* _OPDRACHT A_
Wanneer is het studieadvies voor de entreeopleiding volgens de bron bindend?

* _BRON_
^^^^^^^^

Aanvullende afspraken entreeopleiding: Per 1 augustus 2014 moeten er voor de ‘entreeopleiding’ aanvullende afspraken worden gemaakt. Deze afspraken gaan over begeleiding van de deelnemer en zorg, eventueel uitgevoerd door een derde partij. Deze afspraken worden vastgelegd in de ‘bijlage aanvullende afspraken entreeopleiding’. Deze aanvullende afspraken worden ondertekend door de deelnemer (en in geval van minderjarigheid diens wettelijke vertegenwoordiger), de onderwijsinstelling en eventueel de verantwoordelijke zorgaanbieder.
8.
Bindend studieadvies: Per 1 augustus 2014, is voor de entreeopleiding een wettelijk voorgeschreven studieadvies in het mbo geïntroduceerd. Wanneer sprake is van een ‘negatief’ advies, dan is het advies bindend. Naar aanleiding van het studieadvies kan de noodzaak bestaan om van opleiding te wijzigen. Het gaat dan om veranderingen van leerweg of van opleiding of beide. Deze wijzigingen kunnen plaatsvinden binnen de onderwijsinstelling, maar ook daarbuiten. Deze wijziging vindt altijd plaats in overleg met de deelnemer en bij minderjarigheid ook met diens wettelijke vertegenwoordiger. De rmc-functionaris wordt over deze wijziging geïnformeerd. De wijziging van de opleidingsgegevens kunnen via de procedure voor het opleidingsblad in de onderwijsovereenkomst en in de registratiesystemen worden aangepast. In de ‘bijlage bindend studieadvies’ worden wederzijdse afspraken vastgelegd over de procedure die moet worden gevolgd voor het uitvoeren van het negatief bindend studieadvies.

^^^^^^^^

* _OPDRACHT B_
Toon alsjeblieft elke regel uit de lijst waarin de tekenreeks "axis" voorkomt.

* _RIJEN_

^^^^^^^^

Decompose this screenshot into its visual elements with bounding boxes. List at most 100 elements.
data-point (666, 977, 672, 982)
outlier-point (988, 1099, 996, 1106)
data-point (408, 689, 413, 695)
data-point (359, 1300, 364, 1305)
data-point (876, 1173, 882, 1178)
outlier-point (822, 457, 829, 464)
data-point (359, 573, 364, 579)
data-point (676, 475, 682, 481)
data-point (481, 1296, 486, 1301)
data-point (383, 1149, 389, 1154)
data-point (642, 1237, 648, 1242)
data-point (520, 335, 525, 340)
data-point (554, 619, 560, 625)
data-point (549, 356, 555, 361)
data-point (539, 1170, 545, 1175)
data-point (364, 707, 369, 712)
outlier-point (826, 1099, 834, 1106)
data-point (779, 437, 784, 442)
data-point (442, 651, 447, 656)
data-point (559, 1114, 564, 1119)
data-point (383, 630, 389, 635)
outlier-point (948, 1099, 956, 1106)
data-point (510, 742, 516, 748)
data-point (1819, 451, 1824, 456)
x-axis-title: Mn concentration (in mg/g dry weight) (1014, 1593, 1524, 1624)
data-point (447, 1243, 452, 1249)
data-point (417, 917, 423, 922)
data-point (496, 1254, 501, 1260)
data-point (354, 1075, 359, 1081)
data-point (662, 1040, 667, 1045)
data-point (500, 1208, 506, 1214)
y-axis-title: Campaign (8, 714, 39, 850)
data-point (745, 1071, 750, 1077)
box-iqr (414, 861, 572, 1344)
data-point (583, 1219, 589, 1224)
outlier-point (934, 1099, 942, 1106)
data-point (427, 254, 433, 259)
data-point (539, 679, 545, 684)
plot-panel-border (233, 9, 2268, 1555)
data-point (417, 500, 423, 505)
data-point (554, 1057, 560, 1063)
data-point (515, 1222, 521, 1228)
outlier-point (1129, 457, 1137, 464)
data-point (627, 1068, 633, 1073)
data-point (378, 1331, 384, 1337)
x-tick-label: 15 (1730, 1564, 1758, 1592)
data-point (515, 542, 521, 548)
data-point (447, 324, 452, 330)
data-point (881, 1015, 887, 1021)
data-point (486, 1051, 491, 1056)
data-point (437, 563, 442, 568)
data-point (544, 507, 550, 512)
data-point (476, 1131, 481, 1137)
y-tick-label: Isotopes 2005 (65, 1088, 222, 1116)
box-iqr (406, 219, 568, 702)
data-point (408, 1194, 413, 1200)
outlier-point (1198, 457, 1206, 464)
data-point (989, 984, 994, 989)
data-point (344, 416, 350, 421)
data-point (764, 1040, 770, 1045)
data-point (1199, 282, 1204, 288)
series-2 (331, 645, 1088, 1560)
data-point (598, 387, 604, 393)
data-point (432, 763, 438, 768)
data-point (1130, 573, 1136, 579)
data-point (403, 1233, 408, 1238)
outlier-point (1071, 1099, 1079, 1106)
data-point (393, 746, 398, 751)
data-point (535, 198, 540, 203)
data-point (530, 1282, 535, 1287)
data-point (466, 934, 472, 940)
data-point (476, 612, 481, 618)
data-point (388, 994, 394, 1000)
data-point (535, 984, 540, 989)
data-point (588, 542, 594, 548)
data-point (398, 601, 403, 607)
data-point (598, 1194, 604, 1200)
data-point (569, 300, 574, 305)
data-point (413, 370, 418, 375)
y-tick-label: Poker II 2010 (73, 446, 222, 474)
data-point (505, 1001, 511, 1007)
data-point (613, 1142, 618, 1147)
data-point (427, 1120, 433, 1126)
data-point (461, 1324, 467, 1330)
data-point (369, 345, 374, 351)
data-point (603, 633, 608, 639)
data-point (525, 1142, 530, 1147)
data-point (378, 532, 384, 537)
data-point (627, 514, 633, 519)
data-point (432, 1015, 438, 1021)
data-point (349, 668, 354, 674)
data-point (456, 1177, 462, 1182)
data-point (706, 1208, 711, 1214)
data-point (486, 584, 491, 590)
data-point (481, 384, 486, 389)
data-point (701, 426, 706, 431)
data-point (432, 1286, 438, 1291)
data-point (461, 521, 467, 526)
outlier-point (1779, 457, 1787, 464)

^^^^^^^^

* _JUIST ANTWOORD A_
Wanneer er sprake is van een negatief advies.

* _JUIST ANTWOORD B_
x-axis-title: Mn concentration (in mg/g dry weight) (1014, 1593, 1524, 1624)
y-axis-title: Campaign (8, 714, 39, 850)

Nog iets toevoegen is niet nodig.